§ Document section

Founded and directed by hammered dulcimer master Walt Michael, the 10th annual Common Ground on the Hill convocation brings together a stellar faculty of folk music professionals with music-hungry students of all ages to investigate the varied delights of traditional musical forms and instruments together. Faculty and students are housed and dine together on the campus of McDaniel College, participate in classes and workshops through the days and perform in divers combinations at campus venues at night.

The Common Ground experience culminates with the American Music & Arts Festival held on the grounds of the Carroll County Farm Museum on the weekend of July 10-11, featuring performances by Arlo Guthrie, Etta Baker, Ramblin' Jack Elliott and Tom Chapin along with Common Ground faculty members like Guy Davis, Lea Gilmore, Brian Bower, Scott Ainslie, Bob Lucas, Sparky & Rhonda Rucker, Wale Liniger, Harry Orlove, Cary Wolfson and many more. The Common Ground website is at www.commongroundonthehill.org, you can write them at This e-mail address is being protected from spambots. You need JavaScript enabled to view it or call (410) 857-2771.

Before we go on into the summer, though, I'd like to revisit a few highlights of this past spring not previously mentioned. I spent a couple weeks on the West Coast before JazzFest in New Orleans, visiting with my Cannabis Cup pal Jim Epstein in San Francisco and the Honorable Eric Labowitz up by Boonville. One of my life's ambitions was realized on April 14th when I gave a reading at City Lights Books, something I've wanted to do since my first visit to this historic San Francisco literary landmark in 1960. It took fully 44 years to make it happen, and it was big kicks to celebrate the occasion with old friends like Michael & Michelle Aldrich, Ken Kelley and Emil Bacilla in attendance. It was more kicks to visit the Berkeley Patients Group headquarters and hang with people who put medical marijuana into practice.

§ Questions on the material
(a) Does each of these statements agree with the Common Ground on the Hill piece? Answer yes or no for each, quoting the deciding words from the piece. (i) Common Ground on the Hill was founded by Walt Michael. (ii) The American Music & Arts Festival is held on the campus of McDaniel College. (iii) The reading at City Lights Books took place on April 14th.
(b) Carry the Common Ground on the Hill piece forward from its final sentence with a further paragraph or two in the same voice.
The material after this point comes from a separate source.

§ Dataset entries
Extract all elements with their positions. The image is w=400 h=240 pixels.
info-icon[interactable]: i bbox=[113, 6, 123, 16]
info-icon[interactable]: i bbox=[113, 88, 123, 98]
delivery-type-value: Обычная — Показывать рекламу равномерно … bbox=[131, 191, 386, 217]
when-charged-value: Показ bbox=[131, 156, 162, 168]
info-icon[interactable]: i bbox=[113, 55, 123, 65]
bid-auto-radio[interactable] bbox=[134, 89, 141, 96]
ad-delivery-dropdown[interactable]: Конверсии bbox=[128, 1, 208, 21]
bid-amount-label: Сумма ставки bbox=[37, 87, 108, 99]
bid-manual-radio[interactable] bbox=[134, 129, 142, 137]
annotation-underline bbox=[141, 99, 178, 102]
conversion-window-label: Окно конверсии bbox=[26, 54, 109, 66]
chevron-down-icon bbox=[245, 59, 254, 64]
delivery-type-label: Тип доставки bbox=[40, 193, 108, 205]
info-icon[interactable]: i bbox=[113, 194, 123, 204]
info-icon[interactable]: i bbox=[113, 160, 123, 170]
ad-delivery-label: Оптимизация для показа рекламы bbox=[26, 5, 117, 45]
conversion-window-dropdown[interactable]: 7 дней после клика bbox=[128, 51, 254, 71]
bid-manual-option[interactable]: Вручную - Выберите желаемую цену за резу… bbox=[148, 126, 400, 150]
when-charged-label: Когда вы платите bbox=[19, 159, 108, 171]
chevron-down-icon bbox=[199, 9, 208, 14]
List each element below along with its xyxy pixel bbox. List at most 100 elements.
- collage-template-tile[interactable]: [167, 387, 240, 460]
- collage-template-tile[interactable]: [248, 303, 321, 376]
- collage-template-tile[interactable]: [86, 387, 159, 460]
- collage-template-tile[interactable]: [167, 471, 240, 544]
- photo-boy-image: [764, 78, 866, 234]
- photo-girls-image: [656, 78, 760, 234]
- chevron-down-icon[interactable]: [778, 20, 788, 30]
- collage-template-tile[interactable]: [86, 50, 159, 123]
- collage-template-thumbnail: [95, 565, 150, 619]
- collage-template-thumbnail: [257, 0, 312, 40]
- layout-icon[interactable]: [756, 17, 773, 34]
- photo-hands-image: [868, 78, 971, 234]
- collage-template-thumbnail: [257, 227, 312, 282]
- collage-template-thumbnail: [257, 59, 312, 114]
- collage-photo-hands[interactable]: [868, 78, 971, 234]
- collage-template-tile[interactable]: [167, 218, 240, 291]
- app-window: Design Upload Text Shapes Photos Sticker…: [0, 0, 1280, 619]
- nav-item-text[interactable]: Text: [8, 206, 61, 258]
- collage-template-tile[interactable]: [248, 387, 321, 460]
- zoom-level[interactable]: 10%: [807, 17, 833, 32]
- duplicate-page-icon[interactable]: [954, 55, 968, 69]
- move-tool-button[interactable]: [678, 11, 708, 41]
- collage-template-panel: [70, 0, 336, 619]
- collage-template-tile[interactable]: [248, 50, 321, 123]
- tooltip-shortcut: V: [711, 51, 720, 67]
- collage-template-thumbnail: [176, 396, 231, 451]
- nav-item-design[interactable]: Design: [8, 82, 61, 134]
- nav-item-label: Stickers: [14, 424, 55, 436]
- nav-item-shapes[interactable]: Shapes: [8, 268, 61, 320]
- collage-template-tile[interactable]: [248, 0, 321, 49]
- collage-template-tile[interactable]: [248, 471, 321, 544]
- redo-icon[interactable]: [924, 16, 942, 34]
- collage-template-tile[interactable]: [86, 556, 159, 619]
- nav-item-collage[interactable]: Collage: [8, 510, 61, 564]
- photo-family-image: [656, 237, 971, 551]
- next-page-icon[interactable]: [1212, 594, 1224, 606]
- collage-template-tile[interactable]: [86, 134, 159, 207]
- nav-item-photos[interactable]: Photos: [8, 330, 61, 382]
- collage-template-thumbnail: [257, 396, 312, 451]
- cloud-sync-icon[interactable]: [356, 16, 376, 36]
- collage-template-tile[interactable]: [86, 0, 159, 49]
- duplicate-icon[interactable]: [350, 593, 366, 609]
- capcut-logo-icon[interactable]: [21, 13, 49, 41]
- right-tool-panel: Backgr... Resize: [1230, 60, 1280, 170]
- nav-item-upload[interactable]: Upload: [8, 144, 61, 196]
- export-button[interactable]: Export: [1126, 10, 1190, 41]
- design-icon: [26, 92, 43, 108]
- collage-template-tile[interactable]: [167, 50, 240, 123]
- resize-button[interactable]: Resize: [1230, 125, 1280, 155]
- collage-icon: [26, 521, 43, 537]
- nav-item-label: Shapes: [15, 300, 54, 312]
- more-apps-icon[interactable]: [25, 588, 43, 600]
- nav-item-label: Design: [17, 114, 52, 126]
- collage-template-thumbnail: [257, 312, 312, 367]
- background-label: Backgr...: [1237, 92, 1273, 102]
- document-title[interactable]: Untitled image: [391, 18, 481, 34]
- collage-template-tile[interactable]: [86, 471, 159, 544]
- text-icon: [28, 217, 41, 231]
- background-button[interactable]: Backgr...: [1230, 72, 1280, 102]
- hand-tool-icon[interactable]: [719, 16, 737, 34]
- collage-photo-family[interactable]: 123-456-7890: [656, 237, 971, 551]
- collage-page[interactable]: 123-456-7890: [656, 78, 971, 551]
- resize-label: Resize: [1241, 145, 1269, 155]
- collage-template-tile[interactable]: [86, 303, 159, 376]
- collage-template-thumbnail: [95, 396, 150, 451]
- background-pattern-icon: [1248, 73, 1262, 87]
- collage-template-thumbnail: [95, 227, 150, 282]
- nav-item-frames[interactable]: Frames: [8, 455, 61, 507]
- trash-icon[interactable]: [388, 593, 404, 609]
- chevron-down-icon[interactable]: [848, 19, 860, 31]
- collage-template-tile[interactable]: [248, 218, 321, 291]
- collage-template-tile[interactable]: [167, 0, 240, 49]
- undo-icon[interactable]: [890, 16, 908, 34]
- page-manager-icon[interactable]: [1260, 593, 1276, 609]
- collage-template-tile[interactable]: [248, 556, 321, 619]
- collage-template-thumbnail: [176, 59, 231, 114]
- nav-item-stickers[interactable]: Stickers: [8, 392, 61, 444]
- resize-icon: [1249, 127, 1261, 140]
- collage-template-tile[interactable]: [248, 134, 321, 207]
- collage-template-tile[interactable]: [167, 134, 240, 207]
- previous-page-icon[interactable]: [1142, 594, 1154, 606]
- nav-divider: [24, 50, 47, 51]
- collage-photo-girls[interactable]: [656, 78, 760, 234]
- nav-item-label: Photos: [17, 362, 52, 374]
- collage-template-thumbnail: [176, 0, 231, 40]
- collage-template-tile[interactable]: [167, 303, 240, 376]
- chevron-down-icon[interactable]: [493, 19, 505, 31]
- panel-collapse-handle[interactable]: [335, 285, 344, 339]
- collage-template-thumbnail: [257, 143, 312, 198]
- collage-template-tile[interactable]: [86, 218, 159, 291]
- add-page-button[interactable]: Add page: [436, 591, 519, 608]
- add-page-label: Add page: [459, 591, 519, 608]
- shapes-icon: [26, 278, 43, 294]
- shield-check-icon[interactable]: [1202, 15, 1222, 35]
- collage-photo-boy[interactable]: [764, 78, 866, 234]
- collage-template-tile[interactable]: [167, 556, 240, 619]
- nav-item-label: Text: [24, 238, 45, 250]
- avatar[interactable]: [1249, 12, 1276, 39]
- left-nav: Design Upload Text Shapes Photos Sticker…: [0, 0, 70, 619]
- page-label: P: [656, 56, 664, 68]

§ Answers for each item
(a)
(i) Yes: "Founded and directed by hammered dulcimer master Walt Michael"
(ii) No: "held on the grounds of the Carroll County Farm Museum"
(iii) Yes: "One of my life's ambitions was realized on April 14th when I gave a reading at City Lights Books"

(b)
Then there were several thrill-packed days in Los Angeles, where the great writer, guitarist and singer Michael Simmons put me up and my old comrade Wayne Kramer let me play with his magnificent band at the Baked Potato and the Cat Club. Simmons backed me up on guitar for a reading with Michael Ford and comrade Rex Weiner (newly appointed West Coast editor of High Times) at the incomparable Beyond Baroque in Venice, and one night we had dinner with Adam Parfrey, publisher of Feral House Books. I visited the headquarters of my little record label, Total Energy, at the Bomp/Alive Records complex in Burbank operated by Patrick Boissel and Suzy Shaw, where I raided the storeroom shelves for CDs and LPs I've produced for them by the MC5, Sun Ra & His Arkestra, Roosevelt Sykes and Victoria Spivey, the Motor City Blues Revue and other artists.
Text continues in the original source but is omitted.